§ Set exercise
Go through the material below and count the lines with the string "διαπραγμάτευσης"; the number is the whole answer.

|---|

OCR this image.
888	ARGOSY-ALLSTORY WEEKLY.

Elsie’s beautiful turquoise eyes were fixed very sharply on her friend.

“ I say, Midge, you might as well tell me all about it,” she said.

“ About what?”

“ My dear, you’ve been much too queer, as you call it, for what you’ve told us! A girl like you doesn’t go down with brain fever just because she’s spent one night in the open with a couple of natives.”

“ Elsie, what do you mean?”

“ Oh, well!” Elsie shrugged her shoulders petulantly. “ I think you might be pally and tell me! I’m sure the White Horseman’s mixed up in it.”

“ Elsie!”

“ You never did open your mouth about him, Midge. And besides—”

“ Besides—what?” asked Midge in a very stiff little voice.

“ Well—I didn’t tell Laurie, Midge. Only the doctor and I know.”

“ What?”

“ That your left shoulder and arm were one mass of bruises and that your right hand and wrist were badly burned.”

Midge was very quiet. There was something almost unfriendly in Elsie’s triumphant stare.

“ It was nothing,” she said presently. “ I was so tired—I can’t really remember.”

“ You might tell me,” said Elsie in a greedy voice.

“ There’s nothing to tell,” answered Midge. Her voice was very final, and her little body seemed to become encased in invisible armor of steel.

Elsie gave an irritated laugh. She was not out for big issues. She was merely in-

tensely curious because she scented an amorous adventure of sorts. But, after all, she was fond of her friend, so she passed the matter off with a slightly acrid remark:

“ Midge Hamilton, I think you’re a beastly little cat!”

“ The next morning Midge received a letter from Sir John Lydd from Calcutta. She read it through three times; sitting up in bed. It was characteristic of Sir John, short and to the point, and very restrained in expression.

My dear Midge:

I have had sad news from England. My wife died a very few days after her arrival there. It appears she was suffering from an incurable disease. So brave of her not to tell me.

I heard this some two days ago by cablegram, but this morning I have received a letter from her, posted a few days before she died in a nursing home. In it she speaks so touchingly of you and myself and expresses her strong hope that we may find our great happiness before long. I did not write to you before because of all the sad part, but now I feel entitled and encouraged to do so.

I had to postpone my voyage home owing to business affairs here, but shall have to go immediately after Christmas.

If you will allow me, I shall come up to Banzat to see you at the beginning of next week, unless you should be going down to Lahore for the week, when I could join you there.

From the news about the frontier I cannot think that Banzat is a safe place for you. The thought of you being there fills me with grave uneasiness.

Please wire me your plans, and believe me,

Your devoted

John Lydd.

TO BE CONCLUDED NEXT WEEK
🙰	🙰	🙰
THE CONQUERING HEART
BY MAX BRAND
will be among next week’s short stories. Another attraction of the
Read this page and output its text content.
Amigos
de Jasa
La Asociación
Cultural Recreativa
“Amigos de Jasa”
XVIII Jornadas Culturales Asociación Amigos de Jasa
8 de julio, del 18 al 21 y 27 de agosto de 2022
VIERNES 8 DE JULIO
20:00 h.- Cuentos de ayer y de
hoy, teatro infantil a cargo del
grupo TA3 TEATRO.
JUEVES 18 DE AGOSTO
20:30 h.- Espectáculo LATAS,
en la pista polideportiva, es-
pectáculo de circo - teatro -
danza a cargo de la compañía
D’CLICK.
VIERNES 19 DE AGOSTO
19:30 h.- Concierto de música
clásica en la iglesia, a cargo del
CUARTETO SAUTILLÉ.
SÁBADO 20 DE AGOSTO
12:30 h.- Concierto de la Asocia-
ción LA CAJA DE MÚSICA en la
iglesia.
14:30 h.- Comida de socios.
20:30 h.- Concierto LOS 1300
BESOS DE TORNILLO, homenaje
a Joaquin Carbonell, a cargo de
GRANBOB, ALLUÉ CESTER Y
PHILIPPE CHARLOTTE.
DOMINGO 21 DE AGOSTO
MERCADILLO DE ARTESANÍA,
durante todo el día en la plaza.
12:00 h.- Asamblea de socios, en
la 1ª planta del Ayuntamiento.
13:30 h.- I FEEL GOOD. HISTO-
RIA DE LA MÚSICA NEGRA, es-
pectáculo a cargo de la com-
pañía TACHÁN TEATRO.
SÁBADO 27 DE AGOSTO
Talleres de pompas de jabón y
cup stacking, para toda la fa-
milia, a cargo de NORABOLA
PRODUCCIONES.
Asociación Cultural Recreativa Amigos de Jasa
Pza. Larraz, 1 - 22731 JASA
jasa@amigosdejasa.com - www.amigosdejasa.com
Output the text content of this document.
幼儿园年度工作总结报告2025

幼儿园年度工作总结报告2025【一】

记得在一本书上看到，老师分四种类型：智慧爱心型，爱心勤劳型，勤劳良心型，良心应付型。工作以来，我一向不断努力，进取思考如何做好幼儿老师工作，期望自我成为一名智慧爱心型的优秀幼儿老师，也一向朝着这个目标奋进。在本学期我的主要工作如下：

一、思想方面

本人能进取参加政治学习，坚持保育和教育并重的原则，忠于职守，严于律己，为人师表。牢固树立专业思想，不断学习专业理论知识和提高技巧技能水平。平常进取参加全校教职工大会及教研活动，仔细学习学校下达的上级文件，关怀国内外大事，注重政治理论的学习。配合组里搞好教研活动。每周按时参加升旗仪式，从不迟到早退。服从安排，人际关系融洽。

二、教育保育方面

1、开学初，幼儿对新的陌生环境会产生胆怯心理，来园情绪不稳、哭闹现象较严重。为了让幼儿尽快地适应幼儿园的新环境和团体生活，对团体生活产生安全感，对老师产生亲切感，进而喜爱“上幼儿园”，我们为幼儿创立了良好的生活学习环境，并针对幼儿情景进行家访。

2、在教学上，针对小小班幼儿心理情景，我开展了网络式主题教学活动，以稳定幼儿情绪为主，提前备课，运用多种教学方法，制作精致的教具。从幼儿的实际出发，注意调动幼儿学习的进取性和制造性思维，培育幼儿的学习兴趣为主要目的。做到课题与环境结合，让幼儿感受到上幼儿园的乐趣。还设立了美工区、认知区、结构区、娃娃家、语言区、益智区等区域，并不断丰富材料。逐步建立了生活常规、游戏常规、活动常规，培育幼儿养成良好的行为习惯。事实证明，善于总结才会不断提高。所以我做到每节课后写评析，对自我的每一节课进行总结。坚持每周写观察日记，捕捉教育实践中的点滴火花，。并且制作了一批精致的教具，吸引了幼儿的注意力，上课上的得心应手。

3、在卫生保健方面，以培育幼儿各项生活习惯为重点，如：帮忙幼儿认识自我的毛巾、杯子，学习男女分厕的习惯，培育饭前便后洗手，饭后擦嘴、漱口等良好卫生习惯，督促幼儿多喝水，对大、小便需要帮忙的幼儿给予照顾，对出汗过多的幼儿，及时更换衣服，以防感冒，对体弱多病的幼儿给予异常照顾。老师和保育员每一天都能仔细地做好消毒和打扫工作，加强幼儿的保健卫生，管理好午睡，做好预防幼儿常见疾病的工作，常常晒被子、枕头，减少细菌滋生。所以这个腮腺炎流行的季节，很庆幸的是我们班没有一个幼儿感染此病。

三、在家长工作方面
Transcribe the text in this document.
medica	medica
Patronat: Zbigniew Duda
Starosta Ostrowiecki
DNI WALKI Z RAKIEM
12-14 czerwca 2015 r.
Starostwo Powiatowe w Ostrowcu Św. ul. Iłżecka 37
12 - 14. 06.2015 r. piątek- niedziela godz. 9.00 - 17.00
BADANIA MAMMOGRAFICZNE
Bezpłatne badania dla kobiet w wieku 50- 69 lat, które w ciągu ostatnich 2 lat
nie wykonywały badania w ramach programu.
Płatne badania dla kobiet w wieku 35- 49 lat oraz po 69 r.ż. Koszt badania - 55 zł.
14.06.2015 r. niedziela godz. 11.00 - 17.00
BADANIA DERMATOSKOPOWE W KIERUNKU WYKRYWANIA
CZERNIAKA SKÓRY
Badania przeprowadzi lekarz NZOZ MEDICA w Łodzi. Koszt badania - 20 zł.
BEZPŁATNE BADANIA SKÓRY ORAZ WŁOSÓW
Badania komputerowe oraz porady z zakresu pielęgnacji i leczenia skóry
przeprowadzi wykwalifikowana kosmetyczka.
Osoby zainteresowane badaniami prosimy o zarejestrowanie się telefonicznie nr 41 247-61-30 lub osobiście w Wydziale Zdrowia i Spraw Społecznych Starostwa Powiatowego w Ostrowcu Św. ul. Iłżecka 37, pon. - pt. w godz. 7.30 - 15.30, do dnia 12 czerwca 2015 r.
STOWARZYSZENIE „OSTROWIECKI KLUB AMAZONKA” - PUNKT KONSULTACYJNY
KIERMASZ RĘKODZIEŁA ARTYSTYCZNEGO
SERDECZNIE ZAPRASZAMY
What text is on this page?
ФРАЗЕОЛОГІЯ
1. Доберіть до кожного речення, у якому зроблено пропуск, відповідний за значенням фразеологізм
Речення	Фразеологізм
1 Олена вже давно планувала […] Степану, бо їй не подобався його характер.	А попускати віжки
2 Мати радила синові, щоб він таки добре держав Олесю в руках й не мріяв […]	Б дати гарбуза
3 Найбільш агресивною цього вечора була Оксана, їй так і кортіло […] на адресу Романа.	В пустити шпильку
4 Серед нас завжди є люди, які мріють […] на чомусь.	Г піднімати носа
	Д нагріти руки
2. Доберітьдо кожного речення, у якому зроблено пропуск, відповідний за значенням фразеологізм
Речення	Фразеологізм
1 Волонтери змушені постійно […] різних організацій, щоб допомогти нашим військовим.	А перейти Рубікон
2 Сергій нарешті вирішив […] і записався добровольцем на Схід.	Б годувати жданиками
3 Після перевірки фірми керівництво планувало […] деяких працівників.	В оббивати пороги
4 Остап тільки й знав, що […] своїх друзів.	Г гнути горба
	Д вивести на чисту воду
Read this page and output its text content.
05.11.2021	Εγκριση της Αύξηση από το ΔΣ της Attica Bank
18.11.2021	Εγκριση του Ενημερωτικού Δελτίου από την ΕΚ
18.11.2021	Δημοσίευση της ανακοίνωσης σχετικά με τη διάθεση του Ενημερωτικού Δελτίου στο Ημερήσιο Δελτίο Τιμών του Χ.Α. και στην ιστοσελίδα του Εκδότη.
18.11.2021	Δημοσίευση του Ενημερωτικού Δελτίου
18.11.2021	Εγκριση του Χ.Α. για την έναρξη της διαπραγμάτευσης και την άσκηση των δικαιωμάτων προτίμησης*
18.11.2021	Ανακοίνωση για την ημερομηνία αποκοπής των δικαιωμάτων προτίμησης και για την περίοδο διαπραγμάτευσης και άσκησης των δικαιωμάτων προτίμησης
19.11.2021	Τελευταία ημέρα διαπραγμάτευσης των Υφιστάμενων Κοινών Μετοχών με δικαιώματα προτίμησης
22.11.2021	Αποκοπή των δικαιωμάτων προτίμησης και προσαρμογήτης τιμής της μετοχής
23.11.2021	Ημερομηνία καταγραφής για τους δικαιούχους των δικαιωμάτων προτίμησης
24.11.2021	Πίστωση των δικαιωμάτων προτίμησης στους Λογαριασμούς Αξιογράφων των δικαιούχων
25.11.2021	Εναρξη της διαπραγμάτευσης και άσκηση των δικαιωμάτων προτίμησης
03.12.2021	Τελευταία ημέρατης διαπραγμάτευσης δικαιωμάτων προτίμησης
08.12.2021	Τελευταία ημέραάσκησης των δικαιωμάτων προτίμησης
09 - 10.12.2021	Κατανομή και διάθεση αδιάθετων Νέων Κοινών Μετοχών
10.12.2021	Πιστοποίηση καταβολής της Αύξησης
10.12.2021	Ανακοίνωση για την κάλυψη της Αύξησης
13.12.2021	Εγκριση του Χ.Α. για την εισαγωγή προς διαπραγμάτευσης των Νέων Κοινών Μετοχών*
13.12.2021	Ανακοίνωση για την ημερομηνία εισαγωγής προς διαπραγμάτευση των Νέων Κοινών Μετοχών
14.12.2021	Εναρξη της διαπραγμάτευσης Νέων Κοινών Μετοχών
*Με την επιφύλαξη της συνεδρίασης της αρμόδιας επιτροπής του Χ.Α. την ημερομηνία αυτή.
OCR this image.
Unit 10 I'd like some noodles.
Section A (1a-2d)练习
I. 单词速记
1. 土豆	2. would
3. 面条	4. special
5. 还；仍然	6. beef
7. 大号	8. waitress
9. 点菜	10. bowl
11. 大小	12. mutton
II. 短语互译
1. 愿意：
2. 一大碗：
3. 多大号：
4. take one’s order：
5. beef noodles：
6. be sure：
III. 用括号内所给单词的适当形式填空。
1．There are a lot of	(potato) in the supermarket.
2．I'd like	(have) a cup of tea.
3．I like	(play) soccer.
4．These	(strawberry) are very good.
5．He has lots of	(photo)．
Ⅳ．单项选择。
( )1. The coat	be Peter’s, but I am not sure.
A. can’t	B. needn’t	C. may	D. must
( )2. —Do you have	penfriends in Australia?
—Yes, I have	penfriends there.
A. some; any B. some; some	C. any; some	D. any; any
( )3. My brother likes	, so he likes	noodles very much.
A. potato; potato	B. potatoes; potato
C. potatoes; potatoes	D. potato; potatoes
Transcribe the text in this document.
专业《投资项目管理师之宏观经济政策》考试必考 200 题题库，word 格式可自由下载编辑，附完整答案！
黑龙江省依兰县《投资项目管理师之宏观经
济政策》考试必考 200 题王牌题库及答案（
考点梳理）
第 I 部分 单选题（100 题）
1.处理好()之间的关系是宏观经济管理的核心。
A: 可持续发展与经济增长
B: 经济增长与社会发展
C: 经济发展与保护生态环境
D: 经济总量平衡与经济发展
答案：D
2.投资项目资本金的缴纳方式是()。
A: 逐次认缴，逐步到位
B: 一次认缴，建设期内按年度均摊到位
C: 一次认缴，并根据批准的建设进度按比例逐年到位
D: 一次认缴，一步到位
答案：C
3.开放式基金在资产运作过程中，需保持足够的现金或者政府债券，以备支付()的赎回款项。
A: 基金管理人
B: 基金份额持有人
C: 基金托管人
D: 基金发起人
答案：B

|---|

§ Solved problem
7